(Items listed in a data set)

##############################

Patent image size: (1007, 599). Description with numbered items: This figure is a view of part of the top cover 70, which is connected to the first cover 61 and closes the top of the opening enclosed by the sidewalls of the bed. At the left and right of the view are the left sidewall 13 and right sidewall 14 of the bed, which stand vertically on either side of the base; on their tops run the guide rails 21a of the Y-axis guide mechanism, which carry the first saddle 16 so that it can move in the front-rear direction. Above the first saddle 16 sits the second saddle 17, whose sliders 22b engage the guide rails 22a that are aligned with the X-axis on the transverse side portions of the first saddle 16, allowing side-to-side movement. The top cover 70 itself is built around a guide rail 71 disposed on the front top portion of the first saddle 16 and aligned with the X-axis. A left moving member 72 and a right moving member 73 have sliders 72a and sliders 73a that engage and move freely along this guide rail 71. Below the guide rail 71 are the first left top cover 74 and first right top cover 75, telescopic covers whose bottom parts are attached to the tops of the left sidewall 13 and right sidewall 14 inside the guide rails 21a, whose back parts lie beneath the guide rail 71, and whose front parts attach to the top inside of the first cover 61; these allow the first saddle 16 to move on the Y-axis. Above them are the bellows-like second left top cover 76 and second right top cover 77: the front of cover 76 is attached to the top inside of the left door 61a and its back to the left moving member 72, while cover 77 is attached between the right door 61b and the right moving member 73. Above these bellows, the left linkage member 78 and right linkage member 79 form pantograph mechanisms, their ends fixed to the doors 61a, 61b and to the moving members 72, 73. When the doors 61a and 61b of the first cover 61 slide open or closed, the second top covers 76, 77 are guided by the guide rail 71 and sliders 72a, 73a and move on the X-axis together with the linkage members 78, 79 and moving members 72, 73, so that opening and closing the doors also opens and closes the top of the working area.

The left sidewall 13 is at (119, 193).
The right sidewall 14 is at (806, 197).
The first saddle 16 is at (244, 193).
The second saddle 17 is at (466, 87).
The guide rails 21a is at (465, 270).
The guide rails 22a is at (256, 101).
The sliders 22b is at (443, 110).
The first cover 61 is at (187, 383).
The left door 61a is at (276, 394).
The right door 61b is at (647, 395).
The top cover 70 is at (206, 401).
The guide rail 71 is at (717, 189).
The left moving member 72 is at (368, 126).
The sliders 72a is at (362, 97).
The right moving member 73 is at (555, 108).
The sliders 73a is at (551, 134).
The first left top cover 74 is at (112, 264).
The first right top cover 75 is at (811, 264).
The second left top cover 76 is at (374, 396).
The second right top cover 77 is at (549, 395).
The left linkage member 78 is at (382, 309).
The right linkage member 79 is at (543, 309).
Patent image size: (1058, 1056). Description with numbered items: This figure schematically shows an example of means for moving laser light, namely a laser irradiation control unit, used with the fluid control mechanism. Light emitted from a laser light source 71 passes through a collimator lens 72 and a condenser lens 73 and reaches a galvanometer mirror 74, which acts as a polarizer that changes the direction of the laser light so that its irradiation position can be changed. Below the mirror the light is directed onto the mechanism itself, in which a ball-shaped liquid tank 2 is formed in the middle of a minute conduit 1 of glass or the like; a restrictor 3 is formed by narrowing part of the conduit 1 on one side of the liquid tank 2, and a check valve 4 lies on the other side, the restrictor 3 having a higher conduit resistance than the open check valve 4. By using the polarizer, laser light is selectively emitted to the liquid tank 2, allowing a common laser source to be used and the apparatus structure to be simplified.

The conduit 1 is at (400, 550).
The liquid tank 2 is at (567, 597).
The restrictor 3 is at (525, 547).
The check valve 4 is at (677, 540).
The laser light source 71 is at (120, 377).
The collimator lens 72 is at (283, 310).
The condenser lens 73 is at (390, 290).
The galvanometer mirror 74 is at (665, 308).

##############################

> _WHAT IS EXPECTED_: Reproduce every line of the data above word for word, leaving nothing out and changing nothing.

> _RESULT OF THE EXERCISE_:
Patent image size: (1007, 599). Description with numbered items: This figure is a view of part of the top cover 70, which is connected to the first cover 61 and closes the top of the opening enclosed by the sidewalls of the bed. At the left and right of the view are the left sidewall 13 and right sidewall 14 of the bed, which stand vertically on either side of the base; on their tops run the guide rails 21a of the Y-axis guide mechanism, which carry the first saddle 16 so that it can move in the front-rear direction. Above the first saddle 16 sits the second saddle 17, whose sliders 22b engage the guide rails 22a that are aligned with the X-axis on the transverse side portions of the first saddle 16, allowing side-to-side movement. The top cover 70 itself is built around a guide rail 71 disposed on the front top portion of the first saddle 16 and aligned with the X-axis. A left moving member 72 and a right moving member 73 have sliders 72a and sliders 73a that engage and move freely along this guide rail 71. Below the guide rail 71 are the first left top cover 74 and first right top cover 75, telescopic covers whose bottom parts are attached to the tops of the left sidewall 13 and right sidewall 14 inside the guide rails 21a, whose back parts lie beneath the guide rail 71, and whose front parts attach to the top inside of the first cover 61; these allow the first saddle 16 to move on the Y-axis. Above them are the bellows-like second left top cover 76 and second right top cover 77: the front of cover 76 is attached to the top inside of the left door 61a and its back to the left moving member 72, while cover 77 is attached between the right door 61b and the right moving member 73. Above these bellows, the left linkage member 78 and right linkage member 79 form pantograph mechanisms, their ends fixed to the doors 61a, 61b and to the moving members 72, 73. When the doors 61a and 61b of the first cover 61 slide open or closed, the second top covers 76, 77 are guided by the guide rail 71 and sliders 72a, 73a and move on the X-axis together with the linkage members 78, 79 and moving members 72, 73, so that opening and closing the doors also opens and closes the top of the working area.

The left sidewall 13 is at (119, 193).
The right sidewall 14 is at (806, 197).
The first saddle 16 is at (244, 193).
The second saddle 17 is at (466, 87).
The guide rails 21a is at (465, 270).
The guide rails 22a is at (256, 101).
The sliders 22b is at (443, 110).
The first cover 61 is at (187, 383).
The left door 61a is at (276, 394).
The right door 61b is at (647, 395).
The top cover 70 is at (206, 401).
The guide rail 71 is at (717, 189).
The left moving member 72 is at (368, 126).
The sliders 72a is at (362, 97).
The right moving member 73 is at (555, 108).
The sliders 73a is at (551, 134).
The first left top cover 74 is at (112, 264).
The first right top cover 75 is at (811, 264).
The second left top cover 76 is at (374, 396).
The second right top cover 77 is at (549, 395).
The left linkage member 78 is at (382, 309).
The right linkage member 79 is at (543, 309).
Patent image size: (1058, 1056). Description with numbered items: This figure schematically shows an example of means for moving laser light, namely a laser irradiation control unit, used with the fluid control mechanism. Light emitted from a laser light source 71 passes through a collimator lens 72 and a condenser lens 73 and reaches a galvanometer mirror 74, which acts as a polarizer that changes the direction of the laser light so that its irradiation position can be changed. Below the mirror the light is directed onto the mechanism itself, in which a ball-shaped liquid tank 2 is formed in the middle of a minute conduit 1 of glass or the like; a restrictor 3 is formed by narrowing part of the conduit 1 on one side of the liquid tank 2, and a check valve 4 lies on the other side, the restrictor 3 having a higher conduit resistance than the open check valve 4. By using the polarizer, laser light is selectively emitted to the liquid tank 2, allowing a common laser source to be used and the apparatus structure to be simplified.

The conduit 1 is at (400, 550).
The liquid tank 2 is at (567, 597).
The restrictor 3 is at (525, 547).
The check valve 4 is at (677, 540).
The laser light source 71 is at (120, 377).
The collimator lens 72 is at (283, 310).
The condenser lens 73 is at (390, 290).
The galvanometer mirror 74 is at (665, 308).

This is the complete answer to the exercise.